== THE PROBLEM ==
Please copy the lines of the material below verbatim, from the line with "- trajectory-line: [154, 127, 481, 270]" to the line with "- grid-line: [64, 86, 391, 146]", including both of those lines.

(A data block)
------------------------

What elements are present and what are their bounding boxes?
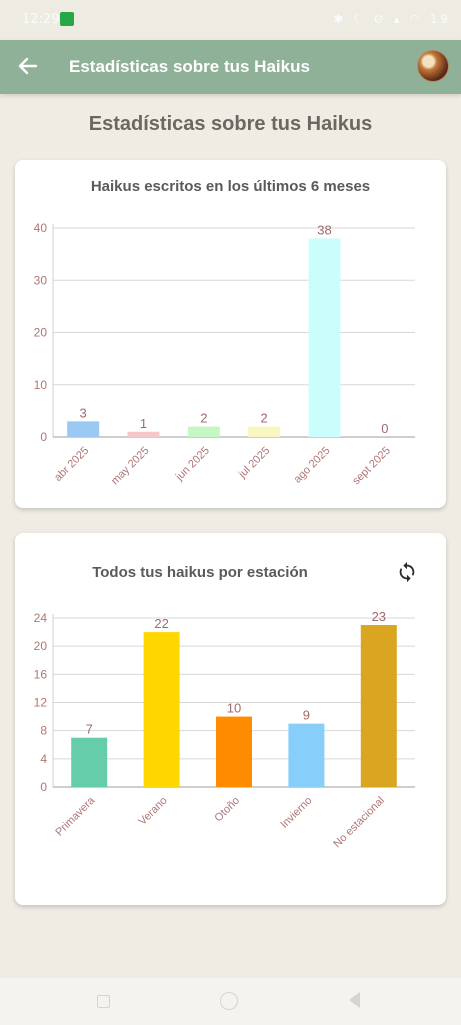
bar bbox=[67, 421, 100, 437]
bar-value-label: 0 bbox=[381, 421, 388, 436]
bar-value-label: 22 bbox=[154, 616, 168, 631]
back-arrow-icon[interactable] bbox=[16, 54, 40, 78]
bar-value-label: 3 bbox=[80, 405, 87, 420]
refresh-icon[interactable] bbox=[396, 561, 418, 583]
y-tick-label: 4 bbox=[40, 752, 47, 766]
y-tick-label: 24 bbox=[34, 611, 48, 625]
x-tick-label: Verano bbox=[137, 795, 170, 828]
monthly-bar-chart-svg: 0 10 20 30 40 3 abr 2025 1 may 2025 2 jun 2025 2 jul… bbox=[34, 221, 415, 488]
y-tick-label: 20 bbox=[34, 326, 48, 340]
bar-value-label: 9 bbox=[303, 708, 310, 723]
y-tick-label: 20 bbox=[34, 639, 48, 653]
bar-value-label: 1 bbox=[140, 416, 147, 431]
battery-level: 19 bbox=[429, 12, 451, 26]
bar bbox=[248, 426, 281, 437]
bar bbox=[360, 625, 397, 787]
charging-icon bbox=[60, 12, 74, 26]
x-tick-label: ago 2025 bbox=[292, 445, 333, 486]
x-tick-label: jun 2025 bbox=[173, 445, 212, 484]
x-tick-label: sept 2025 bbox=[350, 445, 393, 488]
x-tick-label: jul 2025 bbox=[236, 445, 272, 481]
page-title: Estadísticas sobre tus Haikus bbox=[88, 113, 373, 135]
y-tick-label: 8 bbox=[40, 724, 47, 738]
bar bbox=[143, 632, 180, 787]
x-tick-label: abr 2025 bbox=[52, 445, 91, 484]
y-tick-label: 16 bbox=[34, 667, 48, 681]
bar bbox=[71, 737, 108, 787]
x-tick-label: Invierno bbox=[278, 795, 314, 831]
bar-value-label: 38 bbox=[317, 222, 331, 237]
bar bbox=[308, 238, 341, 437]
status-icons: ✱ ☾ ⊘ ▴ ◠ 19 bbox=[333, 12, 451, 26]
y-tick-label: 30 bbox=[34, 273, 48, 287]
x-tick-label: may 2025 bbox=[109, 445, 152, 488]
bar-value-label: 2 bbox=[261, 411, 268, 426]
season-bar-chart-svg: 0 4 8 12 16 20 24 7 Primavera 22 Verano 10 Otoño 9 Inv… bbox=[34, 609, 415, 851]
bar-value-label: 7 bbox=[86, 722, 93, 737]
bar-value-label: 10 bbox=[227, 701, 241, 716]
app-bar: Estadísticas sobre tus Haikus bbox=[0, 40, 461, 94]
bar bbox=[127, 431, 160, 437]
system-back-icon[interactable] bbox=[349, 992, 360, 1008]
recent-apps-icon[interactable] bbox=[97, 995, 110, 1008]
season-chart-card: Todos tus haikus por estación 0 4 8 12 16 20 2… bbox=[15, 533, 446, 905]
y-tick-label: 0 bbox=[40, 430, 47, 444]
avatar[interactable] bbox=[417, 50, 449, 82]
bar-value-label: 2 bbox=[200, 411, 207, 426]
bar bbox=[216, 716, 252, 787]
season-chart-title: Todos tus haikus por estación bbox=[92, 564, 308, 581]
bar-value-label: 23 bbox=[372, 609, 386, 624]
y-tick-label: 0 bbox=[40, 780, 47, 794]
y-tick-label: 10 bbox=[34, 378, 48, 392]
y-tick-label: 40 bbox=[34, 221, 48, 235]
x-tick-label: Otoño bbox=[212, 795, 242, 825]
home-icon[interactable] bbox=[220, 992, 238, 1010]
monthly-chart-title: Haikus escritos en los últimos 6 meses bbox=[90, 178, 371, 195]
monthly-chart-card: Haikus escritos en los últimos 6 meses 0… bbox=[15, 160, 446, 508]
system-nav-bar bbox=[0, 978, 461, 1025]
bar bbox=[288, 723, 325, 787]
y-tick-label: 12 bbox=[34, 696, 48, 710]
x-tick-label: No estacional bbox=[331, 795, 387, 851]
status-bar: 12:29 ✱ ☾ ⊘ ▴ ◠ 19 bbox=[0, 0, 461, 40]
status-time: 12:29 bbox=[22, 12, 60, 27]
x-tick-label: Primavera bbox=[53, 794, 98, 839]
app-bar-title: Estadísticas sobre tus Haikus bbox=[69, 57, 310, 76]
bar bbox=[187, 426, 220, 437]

------------------------

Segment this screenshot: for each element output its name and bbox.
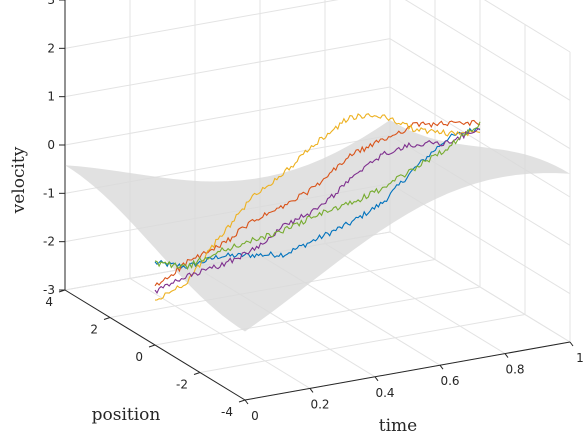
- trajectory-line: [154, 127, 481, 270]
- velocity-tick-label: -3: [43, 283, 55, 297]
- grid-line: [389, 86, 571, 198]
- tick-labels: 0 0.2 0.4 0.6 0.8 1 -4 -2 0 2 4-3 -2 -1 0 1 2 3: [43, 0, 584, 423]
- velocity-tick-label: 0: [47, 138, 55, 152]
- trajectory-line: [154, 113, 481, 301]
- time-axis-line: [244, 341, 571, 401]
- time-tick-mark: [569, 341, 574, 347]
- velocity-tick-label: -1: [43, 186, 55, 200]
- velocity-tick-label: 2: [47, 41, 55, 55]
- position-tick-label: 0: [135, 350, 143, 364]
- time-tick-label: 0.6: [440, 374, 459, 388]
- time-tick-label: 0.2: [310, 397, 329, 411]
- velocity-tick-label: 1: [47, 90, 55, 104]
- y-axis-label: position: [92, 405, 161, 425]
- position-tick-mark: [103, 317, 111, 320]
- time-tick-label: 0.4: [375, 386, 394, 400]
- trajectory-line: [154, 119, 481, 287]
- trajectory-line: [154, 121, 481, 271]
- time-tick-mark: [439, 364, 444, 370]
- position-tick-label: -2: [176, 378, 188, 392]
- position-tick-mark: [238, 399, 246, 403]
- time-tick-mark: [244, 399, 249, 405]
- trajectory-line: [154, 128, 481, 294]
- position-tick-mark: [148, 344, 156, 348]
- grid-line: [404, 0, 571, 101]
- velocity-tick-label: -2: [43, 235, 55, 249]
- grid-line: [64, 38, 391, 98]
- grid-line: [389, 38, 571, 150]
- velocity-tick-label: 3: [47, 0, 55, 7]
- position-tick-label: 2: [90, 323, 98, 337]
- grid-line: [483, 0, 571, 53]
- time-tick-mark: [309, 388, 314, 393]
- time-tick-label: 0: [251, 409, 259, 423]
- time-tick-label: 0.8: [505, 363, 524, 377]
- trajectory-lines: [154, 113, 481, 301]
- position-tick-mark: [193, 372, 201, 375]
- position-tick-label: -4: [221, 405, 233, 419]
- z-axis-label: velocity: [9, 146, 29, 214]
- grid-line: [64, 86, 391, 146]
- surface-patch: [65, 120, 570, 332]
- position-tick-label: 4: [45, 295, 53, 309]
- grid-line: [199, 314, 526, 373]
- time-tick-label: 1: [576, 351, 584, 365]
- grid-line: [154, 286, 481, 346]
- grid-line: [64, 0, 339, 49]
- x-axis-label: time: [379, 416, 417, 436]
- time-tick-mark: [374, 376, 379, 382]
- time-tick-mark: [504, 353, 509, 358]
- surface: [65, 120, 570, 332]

------------------------

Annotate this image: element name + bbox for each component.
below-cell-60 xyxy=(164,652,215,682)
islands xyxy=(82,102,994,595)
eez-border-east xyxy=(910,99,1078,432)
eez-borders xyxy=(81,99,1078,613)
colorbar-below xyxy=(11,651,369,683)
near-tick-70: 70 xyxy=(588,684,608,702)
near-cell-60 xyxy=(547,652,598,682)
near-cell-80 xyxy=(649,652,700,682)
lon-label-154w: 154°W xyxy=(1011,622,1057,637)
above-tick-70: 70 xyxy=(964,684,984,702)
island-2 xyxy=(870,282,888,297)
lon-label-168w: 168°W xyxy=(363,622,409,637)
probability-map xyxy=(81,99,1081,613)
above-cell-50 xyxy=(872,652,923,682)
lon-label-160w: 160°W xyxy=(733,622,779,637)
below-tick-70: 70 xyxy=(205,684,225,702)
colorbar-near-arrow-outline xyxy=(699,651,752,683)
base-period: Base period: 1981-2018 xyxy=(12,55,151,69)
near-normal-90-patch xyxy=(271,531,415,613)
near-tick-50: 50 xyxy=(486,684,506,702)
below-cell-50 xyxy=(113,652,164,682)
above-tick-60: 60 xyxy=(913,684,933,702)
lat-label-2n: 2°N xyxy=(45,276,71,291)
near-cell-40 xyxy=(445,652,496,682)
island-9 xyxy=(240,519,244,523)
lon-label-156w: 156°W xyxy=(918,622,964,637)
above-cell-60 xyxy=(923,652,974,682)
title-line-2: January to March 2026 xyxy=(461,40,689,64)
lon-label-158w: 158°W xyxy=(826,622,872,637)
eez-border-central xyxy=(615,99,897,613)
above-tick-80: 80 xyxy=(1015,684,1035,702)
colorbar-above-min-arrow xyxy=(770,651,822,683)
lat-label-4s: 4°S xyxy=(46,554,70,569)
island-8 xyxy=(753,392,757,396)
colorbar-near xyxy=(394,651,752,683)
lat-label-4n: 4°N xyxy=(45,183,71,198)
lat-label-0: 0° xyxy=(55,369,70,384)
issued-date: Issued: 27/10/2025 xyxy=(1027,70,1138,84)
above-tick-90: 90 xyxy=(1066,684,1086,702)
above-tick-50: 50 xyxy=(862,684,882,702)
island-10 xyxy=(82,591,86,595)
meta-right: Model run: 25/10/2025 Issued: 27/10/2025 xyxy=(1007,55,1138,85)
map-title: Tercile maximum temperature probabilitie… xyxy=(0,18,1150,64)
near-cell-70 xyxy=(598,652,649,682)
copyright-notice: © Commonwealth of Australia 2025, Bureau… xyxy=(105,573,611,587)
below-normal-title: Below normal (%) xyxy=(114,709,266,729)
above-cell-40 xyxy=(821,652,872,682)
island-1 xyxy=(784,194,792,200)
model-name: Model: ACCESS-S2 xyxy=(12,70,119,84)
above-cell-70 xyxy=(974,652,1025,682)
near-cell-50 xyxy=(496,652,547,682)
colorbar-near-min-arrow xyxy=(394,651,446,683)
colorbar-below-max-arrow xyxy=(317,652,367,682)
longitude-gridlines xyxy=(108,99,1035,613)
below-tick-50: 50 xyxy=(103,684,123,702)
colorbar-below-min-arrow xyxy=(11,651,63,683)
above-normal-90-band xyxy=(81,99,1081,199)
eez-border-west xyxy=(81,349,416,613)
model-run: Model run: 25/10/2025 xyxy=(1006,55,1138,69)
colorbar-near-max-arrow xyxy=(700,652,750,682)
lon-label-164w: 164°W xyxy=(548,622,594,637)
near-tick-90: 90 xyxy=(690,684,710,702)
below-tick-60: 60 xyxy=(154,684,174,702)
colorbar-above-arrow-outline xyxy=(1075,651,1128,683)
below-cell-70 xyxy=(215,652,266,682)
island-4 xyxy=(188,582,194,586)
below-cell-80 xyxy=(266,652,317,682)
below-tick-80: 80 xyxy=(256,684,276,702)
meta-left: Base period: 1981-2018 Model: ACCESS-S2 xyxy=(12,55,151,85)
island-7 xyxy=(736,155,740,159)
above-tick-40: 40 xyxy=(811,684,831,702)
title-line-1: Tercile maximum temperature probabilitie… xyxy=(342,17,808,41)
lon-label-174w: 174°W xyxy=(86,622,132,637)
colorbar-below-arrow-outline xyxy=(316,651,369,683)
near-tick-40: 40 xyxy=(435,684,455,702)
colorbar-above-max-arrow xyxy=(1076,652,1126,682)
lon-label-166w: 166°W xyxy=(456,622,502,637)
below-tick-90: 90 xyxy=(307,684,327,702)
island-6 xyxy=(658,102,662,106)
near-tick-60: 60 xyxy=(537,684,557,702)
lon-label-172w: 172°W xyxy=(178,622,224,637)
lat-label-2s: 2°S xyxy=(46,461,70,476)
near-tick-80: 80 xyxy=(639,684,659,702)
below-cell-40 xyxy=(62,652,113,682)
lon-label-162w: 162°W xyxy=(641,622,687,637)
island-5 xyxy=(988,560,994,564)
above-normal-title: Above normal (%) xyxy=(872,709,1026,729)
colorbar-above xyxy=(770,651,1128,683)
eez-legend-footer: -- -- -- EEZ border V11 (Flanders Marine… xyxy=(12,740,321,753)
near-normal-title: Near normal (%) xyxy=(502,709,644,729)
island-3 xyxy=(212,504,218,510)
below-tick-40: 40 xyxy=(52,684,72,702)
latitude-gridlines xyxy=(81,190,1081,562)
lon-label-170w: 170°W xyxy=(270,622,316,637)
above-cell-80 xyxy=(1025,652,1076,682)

------------------------

== PROBLEM SOLUTION ==
- trajectory-line: [154, 127, 481, 270]
- velocity-tick-label: -3: [43, 283, 55, 297]
- grid-line: [389, 86, 571, 198]
- tick-labels: 0 0.2 0.4 0.6 0.8 1 -4 -2 0 2 4-3 -2 -1 0 1 2 3: [43, 0, 584, 423]
- velocity-tick-label: 0: [47, 138, 55, 152]
- trajectory-line: [154, 113, 481, 301]
- time-axis-line: [244, 341, 571, 401]
- time-tick-mark: [569, 341, 574, 347]
- velocity-tick-label: -1: [43, 186, 55, 200]
- velocity-tick-label: 2: [47, 41, 55, 55]
- position-tick-label: 0: [135, 350, 143, 364]
- time-tick-label: 0.6: [440, 374, 459, 388]
- time-tick-label: 0.2: [310, 397, 329, 411]
- velocity-tick-label: 1: [47, 90, 55, 104]
- y-axis-label: position: [92, 405, 161, 425]
- position-tick-mark: [103, 317, 111, 320]
- time-tick-label: 0.4: [375, 386, 394, 400]
- trajectory-line: [154, 119, 481, 287]
- trajectory-line: [154, 121, 481, 271]
- time-tick-mark: [439, 364, 444, 370]
- position-tick-label: -2: [176, 378, 188, 392]
- position-tick-mark: [238, 399, 246, 403]
- time-tick-mark: [244, 399, 249, 405]
- trajectory-line: [154, 128, 481, 294]
- position-tick-mark: [148, 344, 156, 348]
- grid-line: [404, 0, 571, 101]
- velocity-tick-label: -2: [43, 235, 55, 249]
- grid-line: [64, 38, 391, 98]
- grid-line: [389, 38, 571, 150]
- velocity-tick-label: 3: [47, 0, 55, 7]
- position-tick-label: 2: [90, 323, 98, 337]
- grid-line: [483, 0, 571, 53]
- time-tick-mark: [309, 388, 314, 393]
- time-tick-label: 0: [251, 409, 259, 423]
- time-tick-label: 0.8: [505, 363, 524, 377]
- trajectory-lines: [154, 113, 481, 301]
- position-tick-mark: [193, 372, 201, 375]
- position-tick-label: -4: [221, 405, 233, 419]
- z-axis-label: velocity: [9, 146, 29, 214]
- grid-line: [64, 86, 391, 146]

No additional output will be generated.